** start of Provided data **
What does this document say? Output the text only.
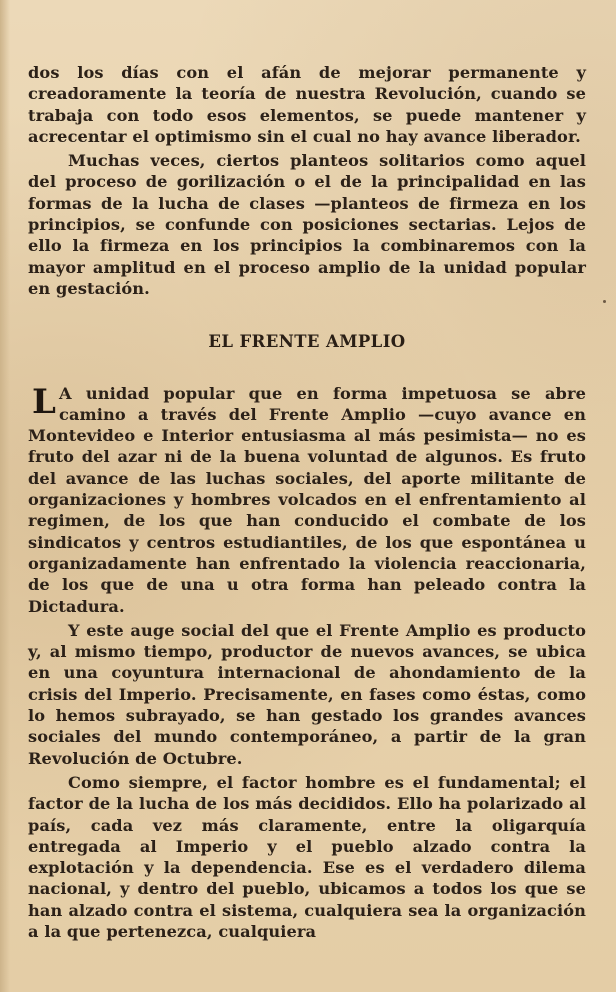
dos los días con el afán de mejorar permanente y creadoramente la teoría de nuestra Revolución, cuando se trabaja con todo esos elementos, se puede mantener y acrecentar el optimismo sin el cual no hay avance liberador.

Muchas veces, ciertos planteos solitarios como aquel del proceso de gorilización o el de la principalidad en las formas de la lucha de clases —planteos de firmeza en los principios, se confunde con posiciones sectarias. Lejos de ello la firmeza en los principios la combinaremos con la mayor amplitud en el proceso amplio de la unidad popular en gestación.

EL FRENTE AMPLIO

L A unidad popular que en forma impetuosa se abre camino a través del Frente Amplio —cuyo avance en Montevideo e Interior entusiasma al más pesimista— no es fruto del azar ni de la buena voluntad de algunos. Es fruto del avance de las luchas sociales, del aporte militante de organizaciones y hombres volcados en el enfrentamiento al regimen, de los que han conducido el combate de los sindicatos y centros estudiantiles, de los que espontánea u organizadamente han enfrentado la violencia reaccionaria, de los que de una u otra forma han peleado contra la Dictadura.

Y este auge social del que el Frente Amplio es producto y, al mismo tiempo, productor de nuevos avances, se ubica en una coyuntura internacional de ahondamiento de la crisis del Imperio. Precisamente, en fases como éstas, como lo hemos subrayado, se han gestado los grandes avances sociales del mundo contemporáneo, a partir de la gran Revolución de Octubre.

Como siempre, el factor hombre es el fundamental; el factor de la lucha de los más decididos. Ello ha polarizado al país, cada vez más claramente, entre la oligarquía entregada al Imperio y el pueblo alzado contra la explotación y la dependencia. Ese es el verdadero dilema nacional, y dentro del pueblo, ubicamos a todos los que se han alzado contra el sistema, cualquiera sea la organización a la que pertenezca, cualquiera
** end of Provided data **
§ **What to produce**
Copy out the whole listing exactly, and don't carry over any pictures.

§ **The answer**
What does this document say? Output the text only.
dos los días con el afán de mejorar permanente y creadoramente la teoría de nuestra Revolución, cuando se trabaja con todo esos elementos, se puede mantener y acrecentar el optimismo sin el cual no hay avance liberador.

Muchas veces, ciertos planteos solitarios como aquel del proceso de gorilización o el de la principalidad en las formas de la lucha de clases —planteos de firmeza en los principios, se confunde con posiciones sectarias. Lejos de ello la firmeza en los principios la combinaremos con la mayor amplitud en el proceso amplio de la unidad popular en gestación.

EL FRENTE AMPLIO

L A unidad popular que en forma impetuosa se abre camino a través del Frente Amplio —cuyo avance en Montevideo e Interior entusiasma al más pesimista— no es fruto del azar ni de la buena voluntad de algunos. Es fruto del avance de las luchas sociales, del aporte militante de organizaciones y hombres volcados en el enfrentamiento al regimen, de los que han conducido el combate de los sindicatos y centros estudiantiles, de los que espontánea u organizadamente han enfrentado la violencia reaccionaria, de los que de una u otra forma han peleado contra la Dictadura.

Y este auge social del que el Frente Amplio es producto y, al mismo tiempo, productor de nuevos avances, se ubica en una coyuntura internacional de ahondamiento de la crisis del Imperio. Precisamente, en fases como éstas, como lo hemos subrayado, se han gestado los grandes avances sociales del mundo contemporáneo, a partir de la gran Revolución de Octubre.

Como siempre, el factor hombre es el fundamental; el factor de la lucha de los más decididos. Ello ha polarizado al país, cada vez más claramente, entre la oligarquía entregada al Imperio y el pueblo alzado contra la explotación y la dependencia. Ese es el verdadero dilema nacional, y dentro del pueblo, ubicamos a todos los que se han alzado contra el sistema, cualquiera sea la organización a la que pertenezca, cualquiera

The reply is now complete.